● MATERIAL SUPPLIED:

--- Begin ---

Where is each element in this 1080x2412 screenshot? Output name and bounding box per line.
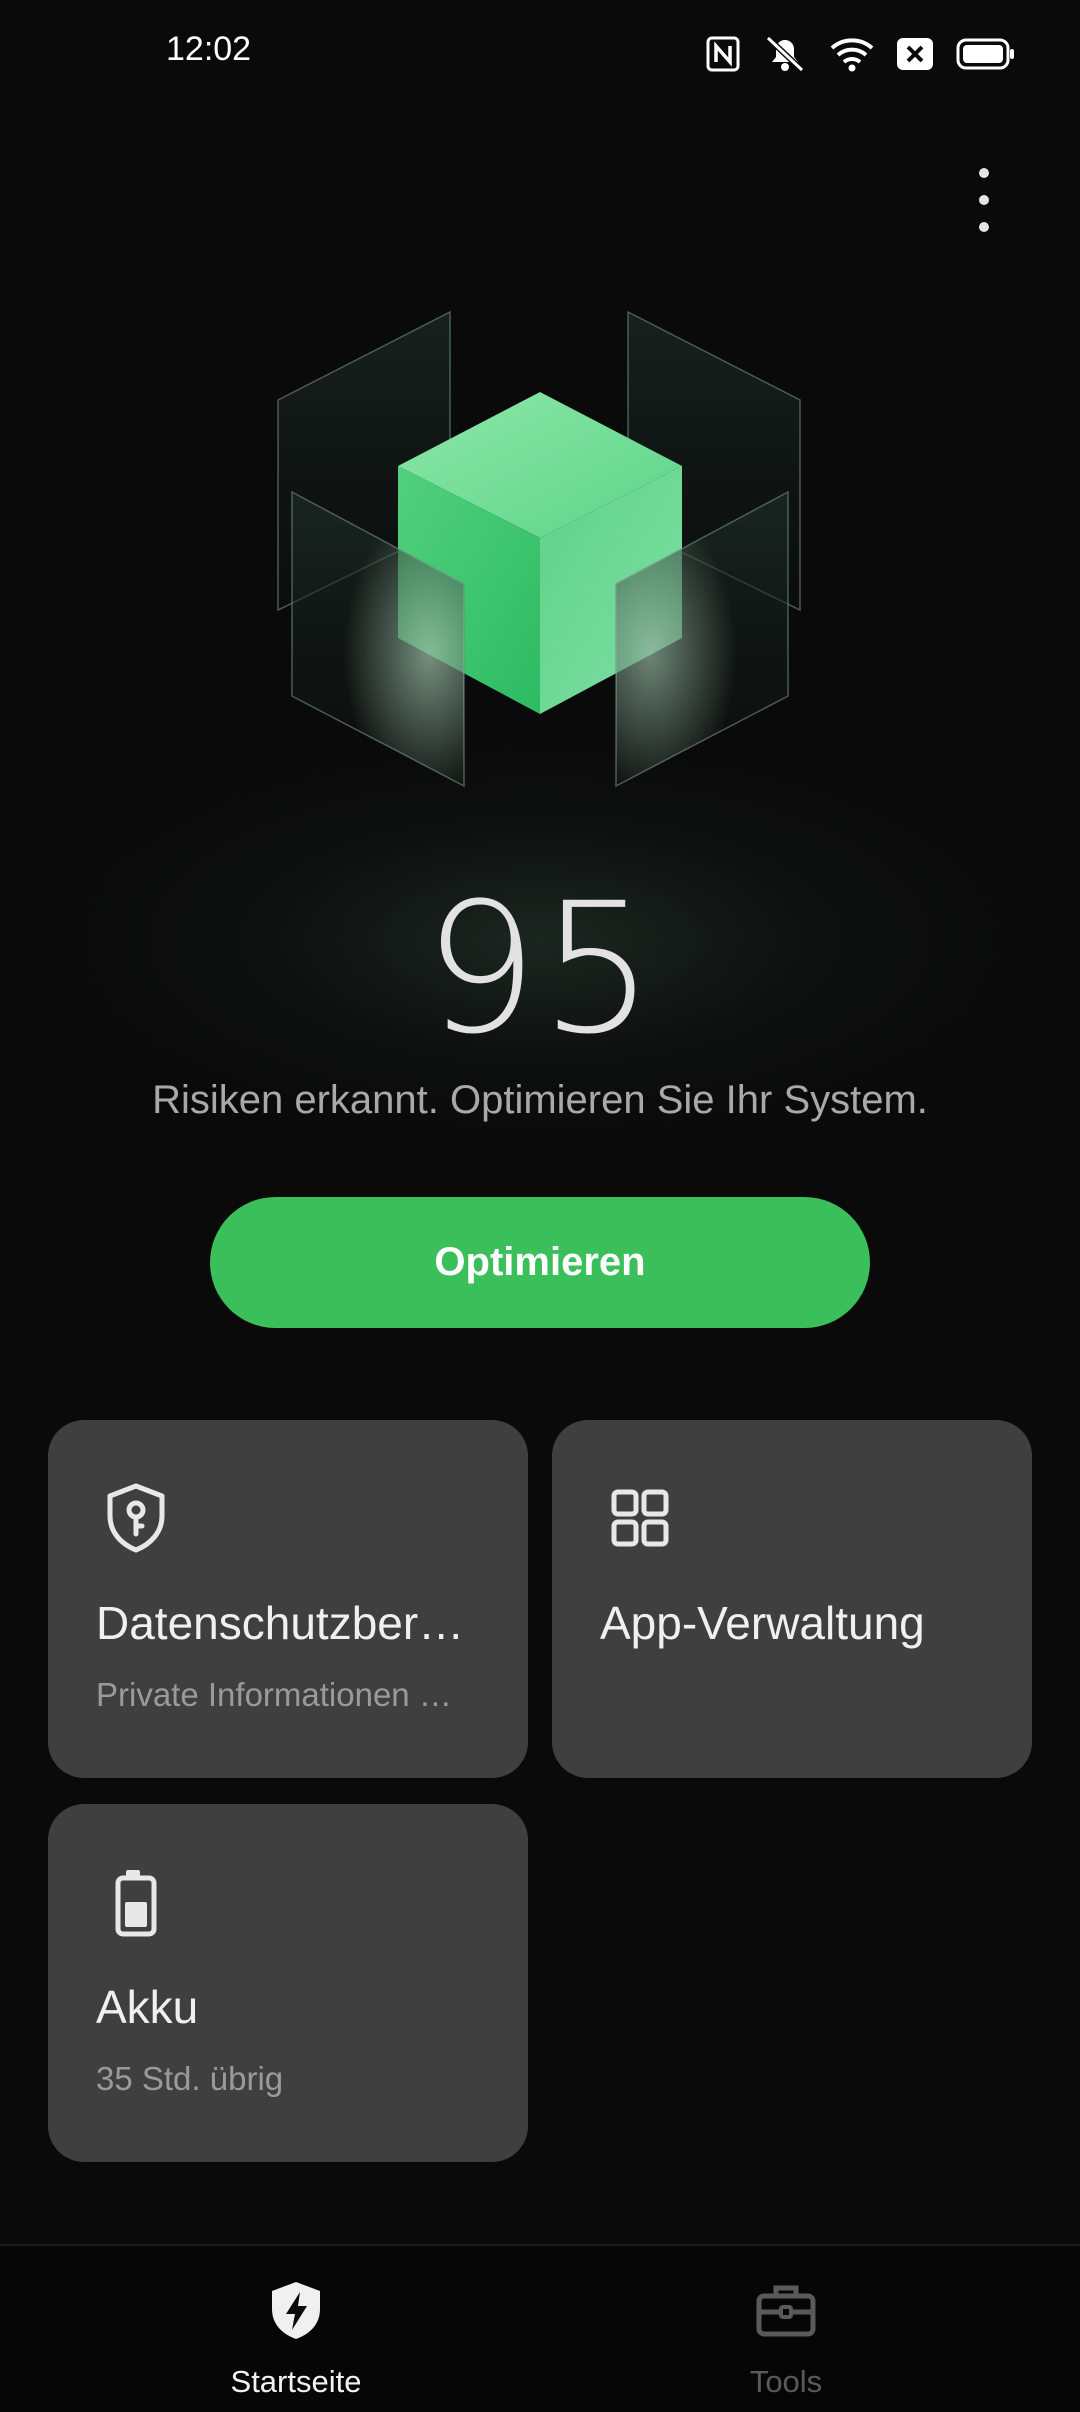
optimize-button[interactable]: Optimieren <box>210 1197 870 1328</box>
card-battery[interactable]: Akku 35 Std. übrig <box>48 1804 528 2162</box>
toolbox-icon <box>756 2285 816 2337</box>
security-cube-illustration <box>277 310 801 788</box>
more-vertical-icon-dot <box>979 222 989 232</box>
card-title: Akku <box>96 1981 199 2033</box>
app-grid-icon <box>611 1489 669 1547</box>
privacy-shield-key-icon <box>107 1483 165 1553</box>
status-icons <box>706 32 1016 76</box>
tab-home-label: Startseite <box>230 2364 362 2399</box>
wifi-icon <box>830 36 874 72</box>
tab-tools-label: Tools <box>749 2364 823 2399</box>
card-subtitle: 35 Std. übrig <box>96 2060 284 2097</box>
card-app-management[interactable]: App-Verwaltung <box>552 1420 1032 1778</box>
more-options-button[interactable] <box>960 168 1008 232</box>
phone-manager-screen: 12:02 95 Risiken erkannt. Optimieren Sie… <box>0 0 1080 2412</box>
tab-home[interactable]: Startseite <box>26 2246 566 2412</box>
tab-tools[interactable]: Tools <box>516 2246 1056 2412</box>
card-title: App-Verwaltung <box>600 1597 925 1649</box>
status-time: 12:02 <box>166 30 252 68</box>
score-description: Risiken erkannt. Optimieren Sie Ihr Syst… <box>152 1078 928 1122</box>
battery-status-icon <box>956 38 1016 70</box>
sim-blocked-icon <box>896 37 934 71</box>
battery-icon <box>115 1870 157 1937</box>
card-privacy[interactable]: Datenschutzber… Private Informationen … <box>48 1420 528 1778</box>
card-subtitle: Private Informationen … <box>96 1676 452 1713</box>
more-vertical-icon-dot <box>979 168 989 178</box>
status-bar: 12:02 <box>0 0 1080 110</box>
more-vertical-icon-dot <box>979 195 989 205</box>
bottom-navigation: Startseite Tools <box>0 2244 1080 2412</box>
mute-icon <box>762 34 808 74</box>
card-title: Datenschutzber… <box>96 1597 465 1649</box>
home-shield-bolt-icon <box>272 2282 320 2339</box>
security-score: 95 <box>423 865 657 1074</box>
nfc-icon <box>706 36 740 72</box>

--- End ---
--- Begin ---

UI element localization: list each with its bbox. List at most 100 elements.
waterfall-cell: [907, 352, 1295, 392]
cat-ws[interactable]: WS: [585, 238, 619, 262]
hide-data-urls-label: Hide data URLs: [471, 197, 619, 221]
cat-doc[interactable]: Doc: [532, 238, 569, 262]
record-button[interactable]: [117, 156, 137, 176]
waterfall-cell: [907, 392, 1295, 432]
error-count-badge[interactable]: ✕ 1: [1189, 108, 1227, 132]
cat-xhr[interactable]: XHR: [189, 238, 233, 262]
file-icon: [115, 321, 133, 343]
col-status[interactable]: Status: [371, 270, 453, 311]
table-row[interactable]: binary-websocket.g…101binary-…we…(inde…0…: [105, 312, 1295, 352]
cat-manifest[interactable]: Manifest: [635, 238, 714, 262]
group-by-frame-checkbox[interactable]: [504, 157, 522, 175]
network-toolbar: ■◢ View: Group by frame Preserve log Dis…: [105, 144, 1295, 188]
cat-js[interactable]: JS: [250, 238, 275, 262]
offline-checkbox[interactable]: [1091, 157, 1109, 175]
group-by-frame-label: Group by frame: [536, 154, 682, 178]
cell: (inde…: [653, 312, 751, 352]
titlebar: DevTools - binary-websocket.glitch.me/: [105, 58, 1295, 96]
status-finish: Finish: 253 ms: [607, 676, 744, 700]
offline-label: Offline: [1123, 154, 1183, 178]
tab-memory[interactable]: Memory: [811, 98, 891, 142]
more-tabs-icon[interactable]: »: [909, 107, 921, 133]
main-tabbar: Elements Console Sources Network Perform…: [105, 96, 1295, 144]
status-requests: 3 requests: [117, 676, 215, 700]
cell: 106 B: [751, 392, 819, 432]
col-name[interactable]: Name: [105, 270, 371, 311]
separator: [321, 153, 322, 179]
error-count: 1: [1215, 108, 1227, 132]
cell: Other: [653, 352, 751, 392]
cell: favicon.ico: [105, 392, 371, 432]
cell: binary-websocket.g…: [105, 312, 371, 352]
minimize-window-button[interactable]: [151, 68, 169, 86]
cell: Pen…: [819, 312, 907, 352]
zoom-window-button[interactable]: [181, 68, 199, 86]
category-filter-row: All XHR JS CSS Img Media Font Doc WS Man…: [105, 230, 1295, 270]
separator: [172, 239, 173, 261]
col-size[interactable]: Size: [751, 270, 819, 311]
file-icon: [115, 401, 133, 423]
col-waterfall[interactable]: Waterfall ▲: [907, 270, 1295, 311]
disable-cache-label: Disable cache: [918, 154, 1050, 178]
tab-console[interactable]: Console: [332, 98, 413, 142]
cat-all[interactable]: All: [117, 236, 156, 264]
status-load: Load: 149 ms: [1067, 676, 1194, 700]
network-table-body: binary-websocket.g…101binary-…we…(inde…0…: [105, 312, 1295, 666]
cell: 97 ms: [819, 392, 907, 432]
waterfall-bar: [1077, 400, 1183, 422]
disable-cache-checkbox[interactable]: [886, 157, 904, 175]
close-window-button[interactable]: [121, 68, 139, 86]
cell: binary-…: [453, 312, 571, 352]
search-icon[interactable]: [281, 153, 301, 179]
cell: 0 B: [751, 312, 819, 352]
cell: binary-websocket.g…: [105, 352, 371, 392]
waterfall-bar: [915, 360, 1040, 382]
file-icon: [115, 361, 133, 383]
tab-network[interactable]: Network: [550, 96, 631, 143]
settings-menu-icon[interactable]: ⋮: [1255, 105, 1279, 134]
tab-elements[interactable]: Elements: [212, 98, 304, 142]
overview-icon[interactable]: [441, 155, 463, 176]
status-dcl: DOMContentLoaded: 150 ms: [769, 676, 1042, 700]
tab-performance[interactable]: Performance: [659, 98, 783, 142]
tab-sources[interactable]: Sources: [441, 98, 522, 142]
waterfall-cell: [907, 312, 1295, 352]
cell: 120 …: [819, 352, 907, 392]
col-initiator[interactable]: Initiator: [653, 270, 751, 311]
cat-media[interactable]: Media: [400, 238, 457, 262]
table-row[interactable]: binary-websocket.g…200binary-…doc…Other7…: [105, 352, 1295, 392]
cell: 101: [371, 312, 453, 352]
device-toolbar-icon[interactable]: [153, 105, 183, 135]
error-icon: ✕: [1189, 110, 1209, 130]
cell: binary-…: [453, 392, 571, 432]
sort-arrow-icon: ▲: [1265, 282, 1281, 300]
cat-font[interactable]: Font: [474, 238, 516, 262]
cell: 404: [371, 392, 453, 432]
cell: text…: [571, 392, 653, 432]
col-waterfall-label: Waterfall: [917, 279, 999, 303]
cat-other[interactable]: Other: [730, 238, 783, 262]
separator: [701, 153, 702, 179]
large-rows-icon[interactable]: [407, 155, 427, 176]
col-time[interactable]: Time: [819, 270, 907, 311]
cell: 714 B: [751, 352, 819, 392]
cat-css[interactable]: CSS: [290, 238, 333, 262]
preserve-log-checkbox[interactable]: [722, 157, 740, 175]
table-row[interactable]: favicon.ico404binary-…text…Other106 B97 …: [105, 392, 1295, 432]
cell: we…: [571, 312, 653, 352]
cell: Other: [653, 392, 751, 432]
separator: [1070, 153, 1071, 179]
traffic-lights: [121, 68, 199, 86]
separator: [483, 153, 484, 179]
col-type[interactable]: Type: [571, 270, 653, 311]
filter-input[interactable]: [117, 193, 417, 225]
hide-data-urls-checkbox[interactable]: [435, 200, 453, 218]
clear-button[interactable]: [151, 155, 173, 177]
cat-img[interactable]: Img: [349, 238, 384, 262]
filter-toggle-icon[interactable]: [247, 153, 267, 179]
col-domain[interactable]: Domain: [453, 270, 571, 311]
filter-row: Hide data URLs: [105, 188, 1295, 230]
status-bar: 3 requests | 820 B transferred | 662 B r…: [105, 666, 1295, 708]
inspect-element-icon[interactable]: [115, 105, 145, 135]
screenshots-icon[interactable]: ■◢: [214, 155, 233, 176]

--- End ---
--- Begin ---

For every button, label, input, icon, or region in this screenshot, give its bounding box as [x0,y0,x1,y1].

--- End ---

● WHAT THE TASK REQUIRES:
Return each line above that contains the string "status".

● THE OUTPUT:
status-icons <box>706 32 1016 76</box>
status-time: 12:02 <box>166 30 252 68</box>
battery-status-icon <box>956 38 1016 70</box>
status-bar: 12:02 <box>0 0 1080 110</box>
col-status[interactable]: Status: [371, 270, 453, 311]
status-finish: Finish: 253 ms: [607, 676, 744, 700]
status-requests: 3 requests: [117, 676, 215, 700]
status-load: Load: 149 ms: [1067, 676, 1194, 700]
status-dcl: DOMContentLoaded: 150 ms: [769, 676, 1042, 700]
status-bar: 3 requests | 820 B transferred | 662 B r…: [105, 666, 1295, 708]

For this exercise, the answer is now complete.